Dataset items:
##############################
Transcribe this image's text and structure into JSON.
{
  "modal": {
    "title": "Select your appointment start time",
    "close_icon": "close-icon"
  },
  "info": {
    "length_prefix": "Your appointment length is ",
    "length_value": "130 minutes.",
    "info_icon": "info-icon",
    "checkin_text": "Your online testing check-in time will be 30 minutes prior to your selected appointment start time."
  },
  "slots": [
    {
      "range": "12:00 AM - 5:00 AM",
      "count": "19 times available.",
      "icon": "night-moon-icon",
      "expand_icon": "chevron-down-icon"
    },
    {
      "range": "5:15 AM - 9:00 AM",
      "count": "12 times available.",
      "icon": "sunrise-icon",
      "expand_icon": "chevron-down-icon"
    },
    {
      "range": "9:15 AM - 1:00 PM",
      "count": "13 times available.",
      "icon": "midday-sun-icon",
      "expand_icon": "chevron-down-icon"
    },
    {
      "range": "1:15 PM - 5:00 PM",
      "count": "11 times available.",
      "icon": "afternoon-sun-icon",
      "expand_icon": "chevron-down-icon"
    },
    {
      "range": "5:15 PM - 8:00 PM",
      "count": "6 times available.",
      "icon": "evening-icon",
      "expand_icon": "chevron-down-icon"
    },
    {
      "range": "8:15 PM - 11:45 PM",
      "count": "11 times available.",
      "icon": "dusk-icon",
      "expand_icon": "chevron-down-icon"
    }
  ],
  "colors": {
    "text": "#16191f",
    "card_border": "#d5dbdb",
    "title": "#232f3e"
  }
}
##############################
Aim: Emit the records above again, exactly, with no line skipped.

Response to this task:
Transcribe this image's text and structure into JSON.
{
  "modal": {
    "title": "Select your appointment start time",
    "close_icon": "close-icon"
  },
  "info": {
    "length_prefix": "Your appointment length is ",
    "length_value": "130 minutes.",
    "info_icon": "info-icon",
    "checkin_text": "Your online testing check-in time will be 30 minutes prior to your selected appointment start time."
  },
  "slots": [
    {
      "range": "12:00 AM - 5:00 AM",
      "count": "19 times available.",
      "icon": "night-moon-icon",
      "expand_icon": "chevron-down-icon"
    },
    {
      "range": "5:15 AM - 9:00 AM",
      "count": "12 times available.",
      "icon": "sunrise-icon",
      "expand_icon": "chevron-down-icon"
    },
    {
      "range": "9:15 AM - 1:00 PM",
      "count": "13 times available.",
      "icon": "midday-sun-icon",
      "expand_icon": "chevron-down-icon"
    },
    {
      "range": "1:15 PM - 5:00 PM",
      "count": "11 times available.",
      "icon": "afternoon-sun-icon",
      "expand_icon": "chevron-down-icon"
    },
    {
      "range": "5:15 PM - 8:00 PM",
      "count": "6 times available.",
      "icon": "evening-icon",
      "expand_icon": "chevron-down-icon"
    },
    {
      "range": "8:15 PM - 11:45 PM",
      "count": "11 times available.",
      "icon": "dusk-icon",
      "expand_icon": "chevron-down-icon"
    }
  ],
  "colors": {
    "text": "#16191f",
    "card_border": "#d5dbdb",
    "title": "#232f3e"
  }
}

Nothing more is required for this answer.